Scan the material and copy every line in which "определения" appears.

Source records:
——
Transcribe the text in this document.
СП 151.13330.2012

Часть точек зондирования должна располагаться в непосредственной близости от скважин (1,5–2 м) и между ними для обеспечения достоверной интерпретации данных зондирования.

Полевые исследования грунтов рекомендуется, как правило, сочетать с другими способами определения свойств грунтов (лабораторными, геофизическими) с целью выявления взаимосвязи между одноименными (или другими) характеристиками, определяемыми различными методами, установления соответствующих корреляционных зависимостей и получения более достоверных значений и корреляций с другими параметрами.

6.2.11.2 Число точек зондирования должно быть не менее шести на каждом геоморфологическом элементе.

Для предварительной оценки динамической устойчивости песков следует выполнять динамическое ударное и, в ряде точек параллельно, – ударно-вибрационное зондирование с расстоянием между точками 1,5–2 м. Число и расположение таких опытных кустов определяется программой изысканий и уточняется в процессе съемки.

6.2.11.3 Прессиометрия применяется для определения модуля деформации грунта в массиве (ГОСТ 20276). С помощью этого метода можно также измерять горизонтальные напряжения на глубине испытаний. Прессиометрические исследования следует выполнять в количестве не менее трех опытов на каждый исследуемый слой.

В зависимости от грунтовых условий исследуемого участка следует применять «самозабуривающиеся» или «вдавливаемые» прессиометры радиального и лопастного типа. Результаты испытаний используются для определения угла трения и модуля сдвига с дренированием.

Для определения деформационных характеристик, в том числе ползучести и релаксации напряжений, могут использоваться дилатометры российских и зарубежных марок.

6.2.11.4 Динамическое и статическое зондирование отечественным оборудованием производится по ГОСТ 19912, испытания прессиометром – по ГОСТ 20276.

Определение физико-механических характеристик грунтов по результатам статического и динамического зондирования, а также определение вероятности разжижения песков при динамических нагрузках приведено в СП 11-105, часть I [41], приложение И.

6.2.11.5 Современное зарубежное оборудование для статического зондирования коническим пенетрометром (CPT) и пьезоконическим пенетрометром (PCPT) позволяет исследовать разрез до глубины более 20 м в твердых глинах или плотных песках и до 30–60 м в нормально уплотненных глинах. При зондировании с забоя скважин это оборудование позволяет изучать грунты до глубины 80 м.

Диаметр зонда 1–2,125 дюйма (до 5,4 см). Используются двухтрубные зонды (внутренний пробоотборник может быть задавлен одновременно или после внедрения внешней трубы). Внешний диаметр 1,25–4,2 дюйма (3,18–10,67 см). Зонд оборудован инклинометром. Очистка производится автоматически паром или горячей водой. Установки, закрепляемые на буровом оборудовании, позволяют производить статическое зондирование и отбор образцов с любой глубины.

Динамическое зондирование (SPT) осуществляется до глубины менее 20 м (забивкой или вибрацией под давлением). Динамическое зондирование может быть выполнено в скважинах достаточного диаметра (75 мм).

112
——
### Answer to the task
Полевые исследования грунтов рекомендуется, как правило, сочетать с другими способами определения свойств грунтов (лабораторными, геофизическими) с целью выявления взаимосвязи между одноименными (или другими) характеристиками, определяемыми различными методами, установления соответствующих корреляционных зависимостей и получения более достоверных значений и корреляций с другими параметрами.
6.2.11.3 Прессиометрия применяется для определения модуля деформации грунта в массиве (ГОСТ 20276). С помощью этого метода можно также измерять горизонтальные напряжения на глубине испытаний. Прессиометрические исследования следует выполнять в количестве не менее трех опытов на каждый исследуемый слой.
В зависимости от грунтовых условий исследуемого участка следует применять «самозабуривающиеся» или «вдавливаемые» прессиометры радиального и лопастного типа. Результаты испытаний используются для определения угла трения и модуля сдвига с дренированием.
Для определения деформационных характеристик, в том числе ползучести и релаксации напряжений, могут использоваться дилатометры российских и зарубежных марок.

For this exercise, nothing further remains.